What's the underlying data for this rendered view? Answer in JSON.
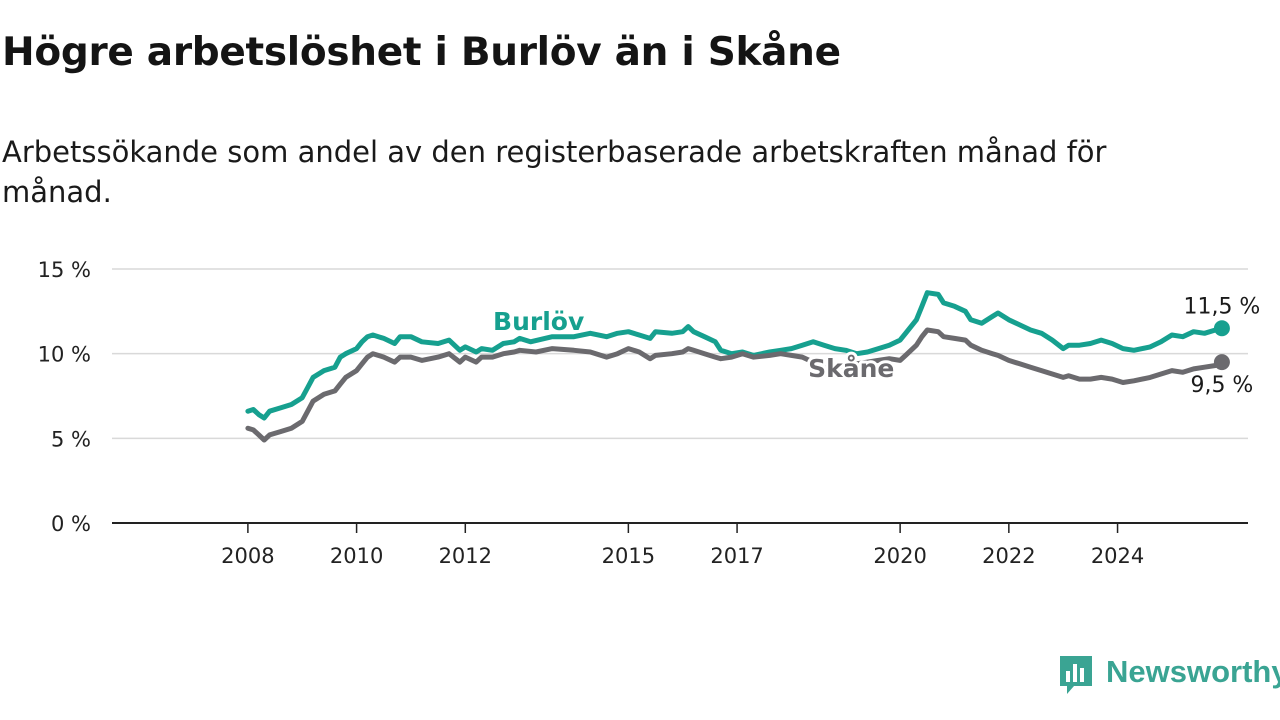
{
  "title": "Högre arbetslöshet i Burlöv än i Skåne",
  "subtitle": "Arbetssökande som andel av den registerbaserade arbetskraften månad för månad.",
  "brand": {
    "name": "Newsworthy"
  },
  "chart_data": {
    "type": "line",
    "title": "Högre arbetslöshet i Burlöv än i Skåne",
    "subtitle": "Arbetssökande som andel av den registerbaserade arbetskraften månad för månad.",
    "xlabel": "",
    "ylabel": "",
    "y_ticks": [
      {
        "value": 0,
        "label": "0 %"
      },
      {
        "value": 5,
        "label": "5 %"
      },
      {
        "value": 10,
        "label": "10 %"
      },
      {
        "value": 15,
        "label": "15 %"
      }
    ],
    "x_ticks": [
      {
        "value": 2008,
        "label": "2008"
      },
      {
        "value": 2010,
        "label": "2010"
      },
      {
        "value": 2012,
        "label": "2012"
      },
      {
        "value": 2015,
        "label": "2015"
      },
      {
        "value": 2017,
        "label": "2017"
      },
      {
        "value": 2020,
        "label": "2020"
      },
      {
        "value": 2022,
        "label": "2022"
      },
      {
        "value": 2024,
        "label": "2024"
      }
    ],
    "xlim": [
      2005.5,
      2026.4
    ],
    "ylim": [
      0,
      15
    ],
    "grid": "horizontal",
    "series": [
      {
        "name": "Burlöv",
        "color": "#16a08f",
        "end_label": "11,5 %",
        "label_at": [
          2013.35,
          12.0
        ],
        "points": [
          [
            2008.0,
            6.6
          ],
          [
            2008.1,
            6.7
          ],
          [
            2008.2,
            6.4
          ],
          [
            2008.3,
            6.2
          ],
          [
            2008.4,
            6.6
          ],
          [
            2008.6,
            6.8
          ],
          [
            2008.8,
            7.0
          ],
          [
            2009.0,
            7.4
          ],
          [
            2009.1,
            8.0
          ],
          [
            2009.2,
            8.6
          ],
          [
            2009.4,
            9.0
          ],
          [
            2009.6,
            9.2
          ],
          [
            2009.7,
            9.8
          ],
          [
            2009.8,
            10.0
          ],
          [
            2010.0,
            10.3
          ],
          [
            2010.1,
            10.7
          ],
          [
            2010.2,
            11.0
          ],
          [
            2010.3,
            11.1
          ],
          [
            2010.5,
            10.9
          ],
          [
            2010.7,
            10.6
          ],
          [
            2010.8,
            11.0
          ],
          [
            2011.0,
            11.0
          ],
          [
            2011.2,
            10.7
          ],
          [
            2011.5,
            10.6
          ],
          [
            2011.7,
            10.8
          ],
          [
            2011.9,
            10.2
          ],
          [
            2012.0,
            10.4
          ],
          [
            2012.2,
            10.1
          ],
          [
            2012.3,
            10.3
          ],
          [
            2012.5,
            10.2
          ],
          [
            2012.7,
            10.6
          ],
          [
            2012.9,
            10.7
          ],
          [
            2013.0,
            10.9
          ],
          [
            2013.2,
            10.7
          ],
          [
            2013.6,
            11.0
          ],
          [
            2014.0,
            11.0
          ],
          [
            2014.3,
            11.2
          ],
          [
            2014.6,
            11.0
          ],
          [
            2014.8,
            11.2
          ],
          [
            2015.0,
            11.3
          ],
          [
            2015.2,
            11.1
          ],
          [
            2015.4,
            10.9
          ],
          [
            2015.5,
            11.3
          ],
          [
            2015.8,
            11.2
          ],
          [
            2016.0,
            11.3
          ],
          [
            2016.1,
            11.6
          ],
          [
            2016.2,
            11.3
          ],
          [
            2016.4,
            11.0
          ],
          [
            2016.6,
            10.7
          ],
          [
            2016.7,
            10.2
          ],
          [
            2016.9,
            10.0
          ],
          [
            2017.1,
            10.1
          ],
          [
            2017.3,
            9.9
          ],
          [
            2017.6,
            10.1
          ],
          [
            2017.8,
            10.2
          ],
          [
            2018.0,
            10.3
          ],
          [
            2018.2,
            10.5
          ],
          [
            2018.4,
            10.7
          ],
          [
            2018.6,
            10.5
          ],
          [
            2018.8,
            10.3
          ],
          [
            2019.0,
            10.2
          ],
          [
            2019.2,
            10.0
          ],
          [
            2019.4,
            10.1
          ],
          [
            2019.6,
            10.3
          ],
          [
            2019.8,
            10.5
          ],
          [
            2020.0,
            10.8
          ],
          [
            2020.1,
            11.2
          ],
          [
            2020.3,
            12.0
          ],
          [
            2020.4,
            12.8
          ],
          [
            2020.5,
            13.6
          ],
          [
            2020.7,
            13.5
          ],
          [
            2020.8,
            13.0
          ],
          [
            2021.0,
            12.8
          ],
          [
            2021.2,
            12.5
          ],
          [
            2021.3,
            12.0
          ],
          [
            2021.5,
            11.8
          ],
          [
            2021.7,
            12.2
          ],
          [
            2021.8,
            12.4
          ],
          [
            2022.0,
            12.0
          ],
          [
            2022.2,
            11.7
          ],
          [
            2022.4,
            11.4
          ],
          [
            2022.6,
            11.2
          ],
          [
            2022.8,
            10.8
          ],
          [
            2023.0,
            10.3
          ],
          [
            2023.1,
            10.5
          ],
          [
            2023.3,
            10.5
          ],
          [
            2023.5,
            10.6
          ],
          [
            2023.7,
            10.8
          ],
          [
            2023.9,
            10.6
          ],
          [
            2024.1,
            10.3
          ],
          [
            2024.3,
            10.2
          ],
          [
            2024.6,
            10.4
          ],
          [
            2024.8,
            10.7
          ],
          [
            2025.0,
            11.1
          ],
          [
            2025.2,
            11.0
          ],
          [
            2025.4,
            11.3
          ],
          [
            2025.6,
            11.2
          ],
          [
            2025.8,
            11.4
          ],
          [
            2025.92,
            11.5
          ]
        ]
      },
      {
        "name": "Skåne",
        "color": "#6b6a6e",
        "end_label": "9,5 %",
        "label_at": [
          2019.1,
          9.2
        ],
        "points": [
          [
            2008.0,
            5.6
          ],
          [
            2008.1,
            5.5
          ],
          [
            2008.2,
            5.2
          ],
          [
            2008.3,
            4.9
          ],
          [
            2008.4,
            5.2
          ],
          [
            2008.6,
            5.4
          ],
          [
            2008.8,
            5.6
          ],
          [
            2009.0,
            6.0
          ],
          [
            2009.1,
            6.6
          ],
          [
            2009.2,
            7.2
          ],
          [
            2009.4,
            7.6
          ],
          [
            2009.6,
            7.8
          ],
          [
            2009.7,
            8.2
          ],
          [
            2009.8,
            8.6
          ],
          [
            2010.0,
            9.0
          ],
          [
            2010.1,
            9.4
          ],
          [
            2010.2,
            9.8
          ],
          [
            2010.3,
            10.0
          ],
          [
            2010.5,
            9.8
          ],
          [
            2010.7,
            9.5
          ],
          [
            2010.8,
            9.8
          ],
          [
            2011.0,
            9.8
          ],
          [
            2011.2,
            9.6
          ],
          [
            2011.5,
            9.8
          ],
          [
            2011.7,
            10.0
          ],
          [
            2011.9,
            9.5
          ],
          [
            2012.0,
            9.8
          ],
          [
            2012.2,
            9.5
          ],
          [
            2012.3,
            9.8
          ],
          [
            2012.5,
            9.8
          ],
          [
            2012.7,
            10.0
          ],
          [
            2012.9,
            10.1
          ],
          [
            2013.0,
            10.2
          ],
          [
            2013.3,
            10.1
          ],
          [
            2013.6,
            10.3
          ],
          [
            2014.0,
            10.2
          ],
          [
            2014.3,
            10.1
          ],
          [
            2014.6,
            9.8
          ],
          [
            2014.8,
            10.0
          ],
          [
            2015.0,
            10.3
          ],
          [
            2015.2,
            10.1
          ],
          [
            2015.4,
            9.7
          ],
          [
            2015.5,
            9.9
          ],
          [
            2015.8,
            10.0
          ],
          [
            2016.0,
            10.1
          ],
          [
            2016.1,
            10.3
          ],
          [
            2016.2,
            10.2
          ],
          [
            2016.4,
            10.0
          ],
          [
            2016.6,
            9.8
          ],
          [
            2016.7,
            9.7
          ],
          [
            2016.9,
            9.8
          ],
          [
            2017.1,
            10.0
          ],
          [
            2017.3,
            9.8
          ],
          [
            2017.6,
            9.9
          ],
          [
            2017.8,
            10.0
          ],
          [
            2018.0,
            9.9
          ],
          [
            2018.2,
            9.8
          ],
          [
            2018.4,
            9.5
          ],
          [
            2018.6,
            9.3
          ],
          [
            2018.8,
            9.2
          ],
          [
            2019.0,
            9.3
          ],
          [
            2019.2,
            9.4
          ],
          [
            2019.4,
            9.5
          ],
          [
            2019.6,
            9.6
          ],
          [
            2019.8,
            9.7
          ],
          [
            2020.0,
            9.6
          ],
          [
            2020.1,
            9.9
          ],
          [
            2020.3,
            10.5
          ],
          [
            2020.4,
            11.0
          ],
          [
            2020.5,
            11.4
          ],
          [
            2020.7,
            11.3
          ],
          [
            2020.8,
            11.0
          ],
          [
            2021.0,
            10.9
          ],
          [
            2021.2,
            10.8
          ],
          [
            2021.3,
            10.5
          ],
          [
            2021.5,
            10.2
          ],
          [
            2021.7,
            10.0
          ],
          [
            2021.8,
            9.9
          ],
          [
            2022.0,
            9.6
          ],
          [
            2022.2,
            9.4
          ],
          [
            2022.4,
            9.2
          ],
          [
            2022.6,
            9.0
          ],
          [
            2022.8,
            8.8
          ],
          [
            2023.0,
            8.6
          ],
          [
            2023.1,
            8.7
          ],
          [
            2023.3,
            8.5
          ],
          [
            2023.5,
            8.5
          ],
          [
            2023.7,
            8.6
          ],
          [
            2023.9,
            8.5
          ],
          [
            2024.1,
            8.3
          ],
          [
            2024.3,
            8.4
          ],
          [
            2024.6,
            8.6
          ],
          [
            2024.8,
            8.8
          ],
          [
            2025.0,
            9.0
          ],
          [
            2025.2,
            8.9
          ],
          [
            2025.4,
            9.1
          ],
          [
            2025.6,
            9.2
          ],
          [
            2025.8,
            9.3
          ],
          [
            2025.92,
            9.5
          ]
        ]
      }
    ]
  }
}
○ ○ ○
▸ GIVEN REQUEST
Report all lines of the data above that include the string "arbetslöshet".

▸ REPLY TO THE TASK
  "title": "Högre arbetslöshet i Burlöv än i Skåne",
    "title": "Högre arbetslöshet i Burlöv än i Skåne",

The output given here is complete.